Given problem -
Pick out and copy every line below that has the word "count".

Records for the task -
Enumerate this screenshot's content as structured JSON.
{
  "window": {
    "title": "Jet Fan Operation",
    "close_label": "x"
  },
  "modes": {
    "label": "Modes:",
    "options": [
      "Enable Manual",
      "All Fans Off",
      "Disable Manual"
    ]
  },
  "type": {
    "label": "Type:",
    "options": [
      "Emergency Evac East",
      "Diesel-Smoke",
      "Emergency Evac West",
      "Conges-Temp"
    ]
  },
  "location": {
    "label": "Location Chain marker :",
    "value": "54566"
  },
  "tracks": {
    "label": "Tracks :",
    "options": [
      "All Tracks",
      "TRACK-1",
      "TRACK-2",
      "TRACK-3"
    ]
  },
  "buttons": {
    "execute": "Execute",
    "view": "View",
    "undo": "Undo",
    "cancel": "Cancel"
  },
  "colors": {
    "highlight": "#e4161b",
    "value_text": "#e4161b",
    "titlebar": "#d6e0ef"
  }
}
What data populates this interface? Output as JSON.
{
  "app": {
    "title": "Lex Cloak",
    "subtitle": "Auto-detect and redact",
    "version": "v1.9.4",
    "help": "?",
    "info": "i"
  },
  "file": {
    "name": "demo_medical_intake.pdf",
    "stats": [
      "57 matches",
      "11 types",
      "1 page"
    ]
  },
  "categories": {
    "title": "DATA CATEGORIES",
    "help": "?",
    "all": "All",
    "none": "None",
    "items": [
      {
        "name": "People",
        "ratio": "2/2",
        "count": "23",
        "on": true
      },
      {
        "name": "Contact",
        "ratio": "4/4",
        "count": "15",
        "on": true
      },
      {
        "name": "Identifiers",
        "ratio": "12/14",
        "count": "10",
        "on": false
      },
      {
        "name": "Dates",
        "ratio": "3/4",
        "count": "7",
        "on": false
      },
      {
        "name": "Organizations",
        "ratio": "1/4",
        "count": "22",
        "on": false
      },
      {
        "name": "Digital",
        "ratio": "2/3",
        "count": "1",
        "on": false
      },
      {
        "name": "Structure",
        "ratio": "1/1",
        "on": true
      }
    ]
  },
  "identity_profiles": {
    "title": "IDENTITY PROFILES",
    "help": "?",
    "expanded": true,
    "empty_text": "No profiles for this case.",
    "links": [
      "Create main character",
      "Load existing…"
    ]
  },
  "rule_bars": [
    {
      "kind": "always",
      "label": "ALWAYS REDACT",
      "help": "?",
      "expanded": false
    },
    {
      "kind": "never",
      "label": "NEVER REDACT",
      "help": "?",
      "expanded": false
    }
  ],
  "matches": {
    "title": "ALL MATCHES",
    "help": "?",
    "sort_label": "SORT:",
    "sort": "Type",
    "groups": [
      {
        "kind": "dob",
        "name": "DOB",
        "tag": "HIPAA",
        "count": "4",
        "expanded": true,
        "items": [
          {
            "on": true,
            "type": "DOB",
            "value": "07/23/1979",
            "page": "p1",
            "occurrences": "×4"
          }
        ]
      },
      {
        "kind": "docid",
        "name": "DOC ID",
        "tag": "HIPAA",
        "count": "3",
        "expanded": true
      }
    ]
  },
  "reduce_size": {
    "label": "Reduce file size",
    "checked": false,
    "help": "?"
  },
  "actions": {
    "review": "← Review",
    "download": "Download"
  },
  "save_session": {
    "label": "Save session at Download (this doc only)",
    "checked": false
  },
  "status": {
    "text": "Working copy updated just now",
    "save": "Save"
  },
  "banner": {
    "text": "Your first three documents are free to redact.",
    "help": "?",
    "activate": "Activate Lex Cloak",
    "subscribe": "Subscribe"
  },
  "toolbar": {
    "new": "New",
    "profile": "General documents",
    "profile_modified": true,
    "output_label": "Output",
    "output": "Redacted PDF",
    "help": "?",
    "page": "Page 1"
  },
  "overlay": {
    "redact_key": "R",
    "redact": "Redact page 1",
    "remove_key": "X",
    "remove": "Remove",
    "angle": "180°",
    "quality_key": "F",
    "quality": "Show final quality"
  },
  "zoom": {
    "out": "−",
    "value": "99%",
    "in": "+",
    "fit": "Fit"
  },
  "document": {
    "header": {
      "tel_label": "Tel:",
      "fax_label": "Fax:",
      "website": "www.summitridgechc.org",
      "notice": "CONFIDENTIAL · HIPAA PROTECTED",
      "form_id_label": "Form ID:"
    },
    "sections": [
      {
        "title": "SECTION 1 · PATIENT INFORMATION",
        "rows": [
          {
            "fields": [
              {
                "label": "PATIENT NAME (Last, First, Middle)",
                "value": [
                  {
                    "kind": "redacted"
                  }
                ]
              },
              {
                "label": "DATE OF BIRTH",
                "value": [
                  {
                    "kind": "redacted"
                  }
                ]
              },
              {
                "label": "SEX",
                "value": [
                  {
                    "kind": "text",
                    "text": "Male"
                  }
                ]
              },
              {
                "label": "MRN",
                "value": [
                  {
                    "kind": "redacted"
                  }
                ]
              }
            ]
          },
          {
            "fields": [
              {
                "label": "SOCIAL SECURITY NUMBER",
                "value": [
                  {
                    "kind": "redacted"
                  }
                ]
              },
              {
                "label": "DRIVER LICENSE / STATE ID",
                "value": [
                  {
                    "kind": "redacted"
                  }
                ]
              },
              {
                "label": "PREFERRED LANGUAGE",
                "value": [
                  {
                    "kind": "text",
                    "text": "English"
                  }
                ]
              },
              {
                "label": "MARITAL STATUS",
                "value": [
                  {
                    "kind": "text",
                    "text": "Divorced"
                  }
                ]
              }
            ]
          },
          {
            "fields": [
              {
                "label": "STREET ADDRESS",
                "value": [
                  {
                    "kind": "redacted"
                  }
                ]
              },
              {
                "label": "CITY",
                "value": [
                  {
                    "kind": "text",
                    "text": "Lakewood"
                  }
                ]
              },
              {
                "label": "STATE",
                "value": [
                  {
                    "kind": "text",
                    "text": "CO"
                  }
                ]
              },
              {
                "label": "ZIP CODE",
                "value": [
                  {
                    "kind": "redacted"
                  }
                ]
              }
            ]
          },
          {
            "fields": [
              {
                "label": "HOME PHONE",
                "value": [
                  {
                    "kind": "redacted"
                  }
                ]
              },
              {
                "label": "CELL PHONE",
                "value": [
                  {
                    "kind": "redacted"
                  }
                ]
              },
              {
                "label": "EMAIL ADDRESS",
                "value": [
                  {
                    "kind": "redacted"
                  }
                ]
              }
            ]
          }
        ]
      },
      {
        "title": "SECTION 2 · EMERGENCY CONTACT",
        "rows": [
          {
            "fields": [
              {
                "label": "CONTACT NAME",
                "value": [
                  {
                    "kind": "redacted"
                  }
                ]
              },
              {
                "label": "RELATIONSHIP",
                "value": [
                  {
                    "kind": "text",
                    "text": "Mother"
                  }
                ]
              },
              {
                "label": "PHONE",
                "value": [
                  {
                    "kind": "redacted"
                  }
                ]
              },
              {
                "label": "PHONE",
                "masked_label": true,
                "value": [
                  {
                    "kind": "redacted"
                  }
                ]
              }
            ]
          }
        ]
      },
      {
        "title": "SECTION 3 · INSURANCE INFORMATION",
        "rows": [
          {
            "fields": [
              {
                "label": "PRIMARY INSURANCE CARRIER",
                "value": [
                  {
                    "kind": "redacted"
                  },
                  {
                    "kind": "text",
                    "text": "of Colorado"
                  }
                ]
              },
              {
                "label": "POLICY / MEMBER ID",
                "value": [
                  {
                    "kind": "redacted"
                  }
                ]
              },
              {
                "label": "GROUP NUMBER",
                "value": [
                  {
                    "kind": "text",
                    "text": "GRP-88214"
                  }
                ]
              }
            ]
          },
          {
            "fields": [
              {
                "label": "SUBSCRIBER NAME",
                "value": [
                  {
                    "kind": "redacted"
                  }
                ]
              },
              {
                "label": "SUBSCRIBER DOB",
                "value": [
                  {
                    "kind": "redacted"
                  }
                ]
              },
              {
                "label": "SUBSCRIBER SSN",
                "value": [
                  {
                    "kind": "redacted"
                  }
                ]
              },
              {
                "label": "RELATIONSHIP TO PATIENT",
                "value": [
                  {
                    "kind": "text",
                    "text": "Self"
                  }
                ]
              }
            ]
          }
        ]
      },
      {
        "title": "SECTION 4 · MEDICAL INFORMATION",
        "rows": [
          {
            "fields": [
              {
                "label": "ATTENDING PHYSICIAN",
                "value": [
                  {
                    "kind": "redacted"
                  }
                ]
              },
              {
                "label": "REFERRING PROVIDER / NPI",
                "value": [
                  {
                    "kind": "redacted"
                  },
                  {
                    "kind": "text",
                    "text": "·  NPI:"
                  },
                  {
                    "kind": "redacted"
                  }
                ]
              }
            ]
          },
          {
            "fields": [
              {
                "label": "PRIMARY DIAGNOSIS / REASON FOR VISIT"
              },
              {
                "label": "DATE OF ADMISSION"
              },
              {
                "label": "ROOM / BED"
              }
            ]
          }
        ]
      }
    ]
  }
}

Exercise solution -
        "count": "23",
        "count": "15",
        "count": "10",
        "count": "7",
        "count": "22",
        "count": "1",
        "count": "4",
        "count": "3",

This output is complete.